▶ **Required work**
Copy the lines holding the word "label", all of them.

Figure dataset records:

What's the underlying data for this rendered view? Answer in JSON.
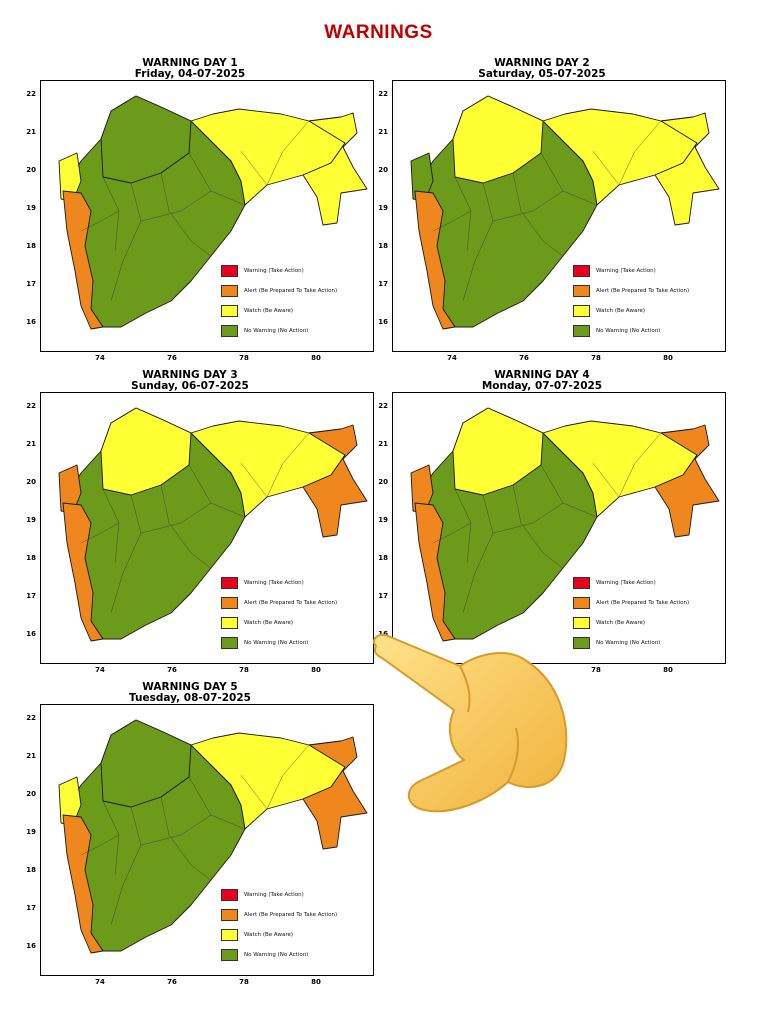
{
  "page": {
    "title": "WARNINGS"
  },
  "colors": {
    "red": "#e8001c",
    "orange": "#f0871e",
    "yellow": "#ffff33",
    "green": "#6c9a1a",
    "title_red": "#c00000"
  },
  "axes": {
    "y_ticks": [
      "22",
      "21",
      "20",
      "19",
      "18",
      "17",
      "16"
    ],
    "x_ticks": [
      "74",
      "76",
      "78",
      "80"
    ]
  },
  "legend": [
    {
      "label": "Warning (Take Action)",
      "color": "red"
    },
    {
      "label": "Alert (Be Prepared To Take Action)",
      "color": "orange"
    },
    {
      "label": "Watch (Be Aware)",
      "color": "yellow"
    },
    {
      "label": "No Warning (No Action)",
      "color": "green"
    }
  ],
  "days": [
    {
      "title": "WARNING DAY 1",
      "date": "Friday, 04-07-2025",
      "regions": {
        "northwest": "green",
        "east": "yellow",
        "konkan": "orange",
        "central": "green",
        "west_strip": "yellow",
        "far_east": "yellow"
      }
    },
    {
      "title": "WARNING DAY 2",
      "date": "Saturday, 05-07-2025",
      "regions": {
        "northwest": "yellow",
        "east": "yellow",
        "konkan": "orange",
        "central": "green",
        "west_strip": "green",
        "far_east": "yellow"
      }
    },
    {
      "title": "WARNING DAY 3",
      "date": "Sunday, 06-07-2025",
      "regions": {
        "northwest": "yellow",
        "east": "yellow",
        "konkan": "orange",
        "central": "green",
        "west_strip": "orange",
        "far_east": "orange"
      }
    },
    {
      "title": "WARNING DAY 4",
      "date": "Monday, 07-07-2025",
      "regions": {
        "northwest": "yellow",
        "east": "yellow",
        "konkan": "orange",
        "central": "green",
        "west_strip": "orange",
        "far_east": "orange"
      }
    },
    {
      "title": "WARNING DAY 5",
      "date": "Tuesday, 08-07-2025",
      "regions": {
        "northwest": "green",
        "east": "yellow",
        "konkan": "orange",
        "central": "green",
        "west_strip": "yellow",
        "far_east": "orange"
      }
    }
  ]
}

▶ **Worked solution**
      "label": "Warning (Take Action)",
      "label": "Alert (Be Prepared To Take Action)",
      "label": "Watch (Be Aware)",
      "label": "No Warning (No Action)",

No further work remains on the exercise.